_Set problem:_ Reproduce the data below line for line with no changes, but omit the picture.

_Records for processing:_
····················
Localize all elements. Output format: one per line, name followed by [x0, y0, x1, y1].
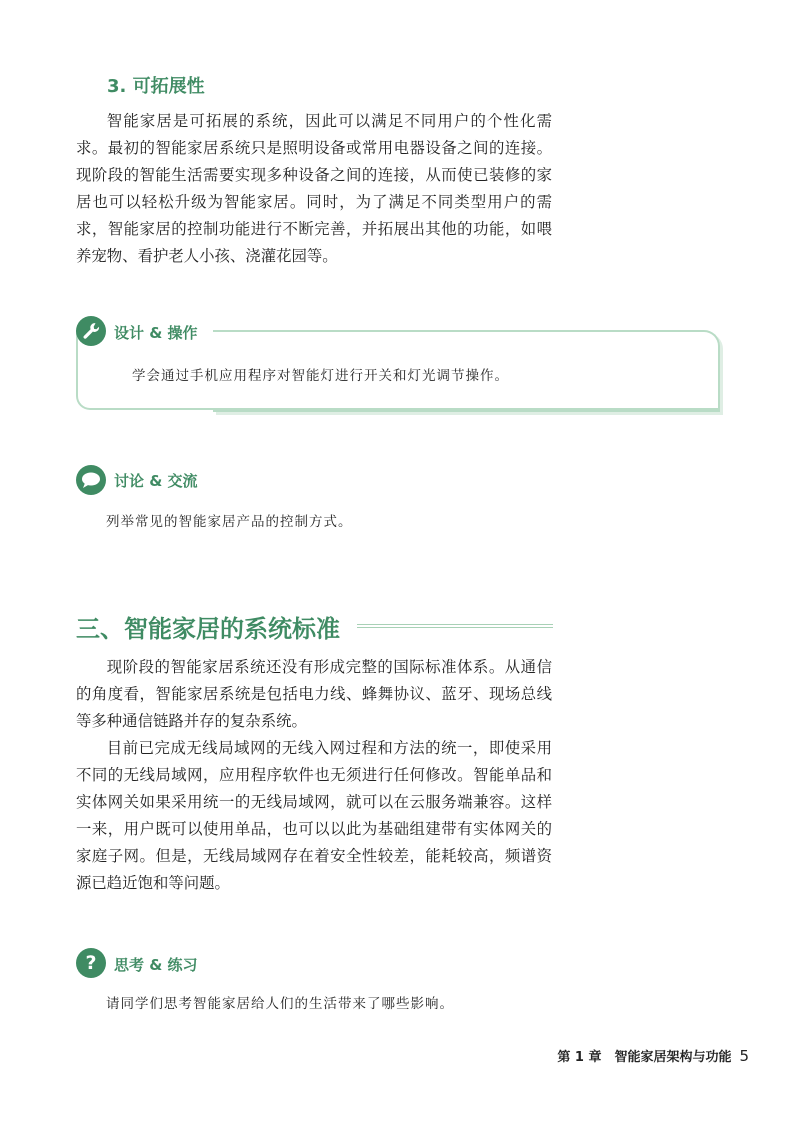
discussion-text: 列举常见的智能家居产品的控制方式。 — [106, 514, 353, 530]
design-operation-text: 学会通过手机应用程序对智能灯进行开关和灯光调节操作。 — [132, 368, 509, 384]
paragraph-extensibility: 智能家居是可拓展的系统，因此可以满足不同用户的个性化需求。最初的智能家居系统只是照明设备或常用电器设备之间的连接。现阶段的智能生活需要实现多种设备之间的连接，从而使已装修的家居也可以轻松升级为智能家居。同时，为了满足不同类型用户的需求，智能家居的控制功能进行不断完善，并拓展出其他的功能，如喂养宠物、看护老人小孩、浇灌花园等。 — [76, 112, 552, 265]
discussion-label: 讨论 & 交流 — [114, 472, 198, 490]
footer-chapter-title: 第 1 章 智能家居架构与功能 — [557, 1050, 732, 1065]
page-footer — [557, 1046, 749, 1065]
speech-bubble-icon — [76, 465, 106, 495]
page-number: 5 — [739, 1047, 749, 1065]
section-title-system-standards: 三、智能家居的系统标准 — [76, 615, 340, 643]
wrench-icon — [76, 316, 106, 346]
paragraph-standards-1: 现阶段的智能家居系统还没有形成完整的国际标准体系。从通信的角度看，智能家居系统是包括电力线、蜂舞协议、蓝牙、现场总线等多种通信链路并存的复杂系统。 — [76, 658, 552, 730]
subheading-extensibility: 3. 可拓展性 — [107, 76, 205, 97]
design-operation-label: 设计 & 操作 — [114, 324, 198, 342]
think-practice-label: 思考 & 练习 — [114, 956, 198, 974]
question-mark-icon: ? — [76, 948, 106, 978]
think-practice-text: 请同学们思考智能家居给人们的生活带来了哪些影响。 — [106, 996, 454, 1012]
paragraph-standards-2: 目前已完成无线局域网的无线入网过程和方法的统一，即使采用不同的无线局域网，应用程序软件也无须进行任何修改。智能单品和实体网关如果采用统一的无线局域网，就可以在云服务端兼容。这样一来，用户既可以使用单品，也可以以此为基础组建带有实体网关的家庭子网。但是，无线局域网存在着安全性较差，能耗较高，频谱资源已趋近饱和等问题。 — [76, 739, 552, 892]
title-decorative-rule — [357, 624, 553, 628]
····················
_Full output:_
Localize all elements. Output format: one per line, name followed by [x0, y0, x1, y1].
discussion-text: 列举常见的智能家居产品的控制方式。 — [106, 514, 353, 530]
design-operation-text: 学会通过手机应用程序对智能灯进行开关和灯光调节操作。 — [132, 368, 509, 384]
paragraph-extensibility: 智能家居是可拓展的系统，因此可以满足不同用户的个性化需求。最初的智能家居系统只是照明设备或常用电器设备之间的连接。现阶段的智能生活需要实现多种设备之间的连接，从而使已装修的家居也可以轻松升级为智能家居。同时，为了满足不同类型用户的需求，智能家居的控制功能进行不断完善，并拓展出其他的功能，如喂养宠物、看护老人小孩、浇灌花园等。 — [76, 112, 552, 265]
discussion-label: 讨论 & 交流 — [114, 472, 198, 490]
footer-chapter-title: 第 1 章 智能家居架构与功能 — [557, 1050, 732, 1065]
page-footer — [557, 1046, 749, 1065]
speech-bubble-icon — [76, 465, 106, 495]
page-number: 5 — [739, 1047, 749, 1065]
section-title-system-standards: 三、智能家居的系统标准 — [76, 615, 340, 643]
wrench-icon — [76, 316, 106, 346]
paragraph-standards-1: 现阶段的智能家居系统还没有形成完整的国际标准体系。从通信的角度看，智能家居系统是包括电力线、蜂舞协议、蓝牙、现场总线等多种通信链路并存的复杂系统。 — [76, 658, 552, 730]
subheading-extensibility: 3. 可拓展性 — [107, 76, 205, 97]
design-operation-label: 设计 & 操作 — [114, 324, 198, 342]
think-practice-label: 思考 & 练习 — [114, 956, 198, 974]
question-mark-icon: ? — [76, 948, 106, 978]
think-practice-text: 请同学们思考智能家居给人们的生活带来了哪些影响。 — [106, 996, 454, 1012]
paragraph-standards-2: 目前已完成无线局域网的无线入网过程和方法的统一，即使采用不同的无线局域网，应用程序软件也无须进行任何修改。智能单品和实体网关如果采用统一的无线局域网，就可以在云服务端兼容。这样一来，用户既可以使用单品，也可以以此为基础组建带有实体网关的家庭子网。但是，无线局域网存在着安全性较差，能耗较高，频谱资源已趋近饱和等问题。 — [76, 739, 552, 892]
title-decorative-rule — [357, 624, 553, 628]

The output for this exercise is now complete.